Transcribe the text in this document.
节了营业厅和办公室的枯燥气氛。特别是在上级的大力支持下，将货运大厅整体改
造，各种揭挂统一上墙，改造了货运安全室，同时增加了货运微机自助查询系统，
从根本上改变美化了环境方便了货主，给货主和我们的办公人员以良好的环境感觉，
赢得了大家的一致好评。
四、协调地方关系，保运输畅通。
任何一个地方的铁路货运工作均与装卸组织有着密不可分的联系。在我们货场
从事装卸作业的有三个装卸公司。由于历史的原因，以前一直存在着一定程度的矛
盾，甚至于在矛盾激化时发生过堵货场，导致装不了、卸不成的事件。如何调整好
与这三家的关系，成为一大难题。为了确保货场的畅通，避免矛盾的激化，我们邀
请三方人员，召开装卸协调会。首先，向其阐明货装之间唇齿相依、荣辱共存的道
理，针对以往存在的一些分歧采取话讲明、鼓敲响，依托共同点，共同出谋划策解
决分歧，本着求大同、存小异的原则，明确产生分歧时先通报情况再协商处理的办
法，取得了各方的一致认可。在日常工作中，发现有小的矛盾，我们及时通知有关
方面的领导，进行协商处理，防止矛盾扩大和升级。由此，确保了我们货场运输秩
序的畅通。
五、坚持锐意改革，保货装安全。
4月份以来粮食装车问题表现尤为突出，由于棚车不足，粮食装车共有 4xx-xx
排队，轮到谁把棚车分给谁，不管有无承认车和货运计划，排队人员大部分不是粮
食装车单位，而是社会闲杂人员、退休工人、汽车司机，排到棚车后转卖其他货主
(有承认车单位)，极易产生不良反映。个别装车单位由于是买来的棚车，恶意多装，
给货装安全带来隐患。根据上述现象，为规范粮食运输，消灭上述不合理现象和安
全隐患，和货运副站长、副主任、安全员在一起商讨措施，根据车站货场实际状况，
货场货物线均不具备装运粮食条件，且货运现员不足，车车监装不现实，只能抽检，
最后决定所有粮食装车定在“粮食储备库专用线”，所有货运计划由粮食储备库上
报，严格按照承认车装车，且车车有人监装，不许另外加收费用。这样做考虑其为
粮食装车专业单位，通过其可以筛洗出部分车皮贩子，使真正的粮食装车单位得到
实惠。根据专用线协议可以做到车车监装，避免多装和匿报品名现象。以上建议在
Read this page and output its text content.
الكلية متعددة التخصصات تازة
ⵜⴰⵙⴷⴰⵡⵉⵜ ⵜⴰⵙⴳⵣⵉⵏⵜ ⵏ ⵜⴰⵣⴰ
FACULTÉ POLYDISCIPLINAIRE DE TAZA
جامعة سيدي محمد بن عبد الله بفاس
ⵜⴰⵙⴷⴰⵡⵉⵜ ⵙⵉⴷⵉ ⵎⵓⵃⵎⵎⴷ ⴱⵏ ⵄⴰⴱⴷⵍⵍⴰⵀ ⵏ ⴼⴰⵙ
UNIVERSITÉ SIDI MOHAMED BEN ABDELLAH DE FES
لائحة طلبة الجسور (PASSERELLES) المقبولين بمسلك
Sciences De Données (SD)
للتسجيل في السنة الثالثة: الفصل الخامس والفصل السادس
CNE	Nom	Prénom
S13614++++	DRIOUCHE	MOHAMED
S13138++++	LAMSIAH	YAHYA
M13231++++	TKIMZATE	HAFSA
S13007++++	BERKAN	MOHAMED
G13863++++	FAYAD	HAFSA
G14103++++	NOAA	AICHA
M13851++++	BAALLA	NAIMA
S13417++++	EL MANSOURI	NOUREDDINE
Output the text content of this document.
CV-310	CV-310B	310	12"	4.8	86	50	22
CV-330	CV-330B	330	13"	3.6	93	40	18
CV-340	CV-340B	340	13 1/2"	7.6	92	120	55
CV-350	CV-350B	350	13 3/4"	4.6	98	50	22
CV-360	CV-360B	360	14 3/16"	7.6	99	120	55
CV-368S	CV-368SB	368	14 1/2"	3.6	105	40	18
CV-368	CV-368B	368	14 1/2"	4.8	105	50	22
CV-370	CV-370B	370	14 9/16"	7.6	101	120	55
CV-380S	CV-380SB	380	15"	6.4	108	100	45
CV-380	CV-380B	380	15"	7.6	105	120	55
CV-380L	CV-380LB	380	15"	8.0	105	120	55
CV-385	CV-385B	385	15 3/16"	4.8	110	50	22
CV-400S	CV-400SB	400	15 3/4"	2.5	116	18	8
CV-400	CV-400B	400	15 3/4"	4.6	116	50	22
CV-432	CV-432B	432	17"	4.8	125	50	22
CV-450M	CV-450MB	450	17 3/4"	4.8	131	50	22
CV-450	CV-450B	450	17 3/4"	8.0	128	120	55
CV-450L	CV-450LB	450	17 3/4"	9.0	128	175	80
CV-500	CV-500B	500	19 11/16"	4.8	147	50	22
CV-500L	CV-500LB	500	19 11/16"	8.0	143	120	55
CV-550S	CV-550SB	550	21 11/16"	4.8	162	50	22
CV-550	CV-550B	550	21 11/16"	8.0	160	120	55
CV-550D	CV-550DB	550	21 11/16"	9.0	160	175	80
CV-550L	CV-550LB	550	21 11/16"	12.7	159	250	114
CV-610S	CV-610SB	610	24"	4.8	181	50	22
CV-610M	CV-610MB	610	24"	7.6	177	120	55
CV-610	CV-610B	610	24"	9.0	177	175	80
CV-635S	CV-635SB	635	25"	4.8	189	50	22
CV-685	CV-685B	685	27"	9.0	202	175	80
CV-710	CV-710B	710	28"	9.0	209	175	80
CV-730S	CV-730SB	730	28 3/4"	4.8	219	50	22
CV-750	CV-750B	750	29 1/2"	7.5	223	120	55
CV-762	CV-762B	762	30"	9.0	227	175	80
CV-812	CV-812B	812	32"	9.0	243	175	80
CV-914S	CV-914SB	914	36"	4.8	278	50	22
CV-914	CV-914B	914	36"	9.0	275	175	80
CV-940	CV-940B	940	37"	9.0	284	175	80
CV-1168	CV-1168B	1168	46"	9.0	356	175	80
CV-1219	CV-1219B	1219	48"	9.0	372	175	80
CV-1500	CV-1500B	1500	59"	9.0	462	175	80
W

*TASK TO CARRY OUT*
Print the records above exactly as they appear.

*THE RESPONSE*
Transcribe the text in this document.
节了营业厅和办公室的枯燥气氛。特别是在上级的大力支持下，将货运大厅整体改
造，各种揭挂统一上墙，改造了货运安全室，同时增加了货运微机自助查询系统，
从根本上改变美化了环境方便了货主，给货主和我们的办公人员以良好的环境感觉，
赢得了大家的一致好评。
四、协调地方关系，保运输畅通。
任何一个地方的铁路货运工作均与装卸组织有着密不可分的联系。在我们货场
从事装卸作业的有三个装卸公司。由于历史的原因，以前一直存在着一定程度的矛
盾，甚至于在矛盾激化时发生过堵货场，导致装不了、卸不成的事件。如何调整好
与这三家的关系，成为一大难题。为了确保货场的畅通，避免矛盾的激化，我们邀
请三方人员，召开装卸协调会。首先，向其阐明货装之间唇齿相依、荣辱共存的道
理，针对以往存在的一些分歧采取话讲明、鼓敲响，依托共同点，共同出谋划策解
决分歧，本着求大同、存小异的原则，明确产生分歧时先通报情况再协商处理的办
法，取得了各方的一致认可。在日常工作中，发现有小的矛盾，我们及时通知有关
方面的领导，进行协商处理，防止矛盾扩大和升级。由此，确保了我们货场运输秩
序的畅通。
五、坚持锐意改革，保货装安全。
4月份以来粮食装车问题表现尤为突出，由于棚车不足，粮食装车共有 4xx-xx
排队，轮到谁把棚车分给谁，不管有无承认车和货运计划，排队人员大部分不是粮
食装车单位，而是社会闲杂人员、退休工人、汽车司机，排到棚车后转卖其他货主
(有承认车单位)，极易产生不良反映。个别装车单位由于是买来的棚车，恶意多装，
给货装安全带来隐患。根据上述现象，为规范粮食运输，消灭上述不合理现象和安
全隐患，和货运副站长、副主任、安全员在一起商讨措施，根据车站货场实际状况，
货场货物线均不具备装运粮食条件，且货运现员不足，车车监装不现实，只能抽检，
最后决定所有粮食装车定在“粮食储备库专用线”，所有货运计划由粮食储备库上
报，严格按照承认车装车，且车车有人监装，不许另外加收费用。这样做考虑其为
粮食装车专业单位，通过其可以筛洗出部分车皮贩子，使真正的粮食装车单位得到
实惠。根据专用线协议可以做到车车监装，避免多装和匿报品名现象。以上建议在
Read this page and output its text content.
الكلية متعددة التخصصات تازة
ⵜⴰⵙⴷⴰⵡⵉⵜ ⵜⴰⵙⴳⵣⵉⵏⵜ ⵏ ⵜⴰⵣⴰ
FACULTÉ POLYDISCIPLINAIRE DE TAZA
جامعة سيدي محمد بن عبد الله بفاس
ⵜⴰⵙⴷⴰⵡⵉⵜ ⵙⵉⴷⵉ ⵎⵓⵃⵎⵎⴷ ⴱⵏ ⵄⴰⴱⴷⵍⵍⴰⵀ ⵏ ⴼⴰⵙ
UNIVERSITÉ SIDI MOHAMED BEN ABDELLAH DE FES
لائحة طلبة الجسور (PASSERELLES) المقبولين بمسلك
Sciences De Données (SD)
للتسجيل في السنة الثالثة: الفصل الخامس والفصل السادس
CNE	Nom	Prénom
S13614++++	DRIOUCHE	MOHAMED
S13138++++	LAMSIAH	YAHYA
M13231++++	TKIMZATE	HAFSA
S13007++++	BERKAN	MOHAMED
G13863++++	FAYAD	HAFSA
G14103++++	NOAA	AICHA
M13851++++	BAALLA	NAIMA
S13417++++	EL MANSOURI	NOUREDDINE
Output the text content of this document.
CV-310	CV-310B	310	12"	4.8	86	50	22
CV-330	CV-330B	330	13"	3.6	93	40	18
CV-340	CV-340B	340	13 1/2"	7.6	92	120	55
CV-350	CV-350B	350	13 3/4"	4.6	98	50	22
CV-360	CV-360B	360	14 3/16"	7.6	99	120	55
CV-368S	CV-368SB	368	14 1/2"	3.6	105	40	18
CV-368	CV-368B	368	14 1/2"	4.8	105	50	22
CV-370	CV-370B	370	14 9/16"	7.6	101	120	55
CV-380S	CV-380SB	380	15"	6.4	108	100	45
CV-380	CV-380B	380	15"	7.6	105	120	55
CV-380L	CV-380LB	380	15"	8.0	105	120	55
CV-385	CV-385B	385	15 3/16"	4.8	110	50	22
CV-400S	CV-400SB	400	15 3/4"	2.5	116	18	8
CV-400	CV-400B	400	15 3/4"	4.6	116	50	22
CV-432	CV-432B	432	17"	4.8	125	50	22
CV-450M	CV-450MB	450	17 3/4"	4.8	131	50	22
CV-450	CV-450B	450	17 3/4"	8.0	128	120	55
CV-450L	CV-450LB	450	17 3/4"	9.0	128	175	80
CV-500	CV-500B	500	19 11/16"	4.8	147	50	22
CV-500L	CV-500LB	500	19 11/16"	8.0	143	120	55
CV-550S	CV-550SB	550	21 11/16"	4.8	162	50	22
CV-550	CV-550B	550	21 11/16"	8.0	160	120	55
CV-550D	CV-550DB	550	21 11/16"	9.0	160	175	80
CV-550L	CV-550LB	550	21 11/16"	12.7	159	250	114
CV-610S	CV-610SB	610	24"	4.8	181	50	22
CV-610M	CV-610MB	610	24"	7.6	177	120	55
CV-610	CV-610B	610	24"	9.0	177	175	80
CV-635S	CV-635SB	635	25"	4.8	189	50	22
CV-685	CV-685B	685	27"	9.0	202	175	80
CV-710	CV-710B	710	28"	9.0	209	175	80
CV-730S	CV-730SB	730	28 3/4"	4.8	219	50	22
CV-750	CV-750B	750	29 1/2"	7.5	223	120	55
CV-762	CV-762B	762	30"	9.0	227	175	80
CV-812	CV-812B	812	32"	9.0	243	175	80
CV-914S	CV-914SB	914	36"	4.8	278	50	22
CV-914	CV-914B	914	36"	9.0	275	175	80
CV-940	CV-940B	940	37"	9.0	284	175	80
CV-1168	CV-1168B	1168	46"	9.0	356	175	80
CV-1219	CV-1219B	1219	48"	9.0	372	175	80
CV-1500	CV-1500B	1500	59"	9.0	462	175	80
W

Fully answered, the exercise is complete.